→ **Task brief**:
Below is a block of records. Copy every line in it that contains the word "Gross".
--- START OF Supplied records ---
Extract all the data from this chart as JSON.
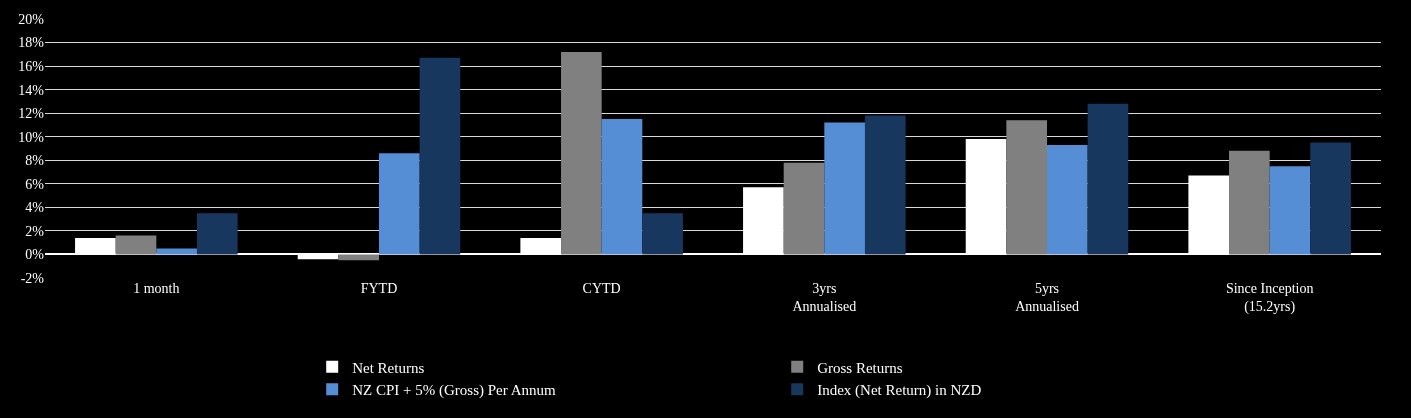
{
  "chart_data": {
    "type": "bar",
    "categories": [
      "1 month",
      "FYTD",
      "CYTD",
      "3yrs\nAnnualised",
      "5yrs\nAnnualised",
      "Since Inception\n(15.2yrs)"
    ],
    "series": [
      {
        "name": "Net Returns",
        "color": "#ffffff",
        "values": [
          1.4,
          -0.4,
          1.4,
          5.7,
          9.8,
          6.7
        ]
      },
      {
        "name": "Gross Returns",
        "color": "#808080",
        "values": [
          1.6,
          -0.5,
          17.2,
          7.8,
          11.4,
          8.8
        ]
      },
      {
        "name": "NZ CPI + 5% (Gross) Per Annum",
        "color": "#558ed5",
        "values": [
          0.5,
          8.6,
          11.5,
          11.2,
          9.3,
          7.5
        ]
      },
      {
        "name": "Index (Net Return) in NZD",
        "color": "#17375e",
        "values": [
          3.5,
          16.7,
          3.5,
          11.8,
          12.8,
          9.5
        ]
      }
    ],
    "ylim": [
      -2,
      20
    ],
    "yticks": [
      {
        "value": -2,
        "label": "-2%"
      },
      {
        "value": 0,
        "label": "0%"
      },
      {
        "value": 2,
        "label": "2%"
      },
      {
        "value": 4,
        "label": "4%"
      },
      {
        "value": 6,
        "label": "6%"
      },
      {
        "value": 8,
        "label": "8%"
      },
      {
        "value": 10,
        "label": "10%"
      },
      {
        "value": 12,
        "label": "12%"
      },
      {
        "value": 14,
        "label": "14%"
      },
      {
        "value": 16,
        "label": "16%"
      },
      {
        "value": 18,
        "label": "18%"
      },
      {
        "value": 20,
        "label": "20%"
      }
    ],
    "grid": "y",
    "legend": "bottom"
  }
}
--- END OF Supplied records ---
→ **Reply to the exercise**:
        "name": "Gross Returns",
        "name": "NZ CPI + 5% (Gross) Per Annum",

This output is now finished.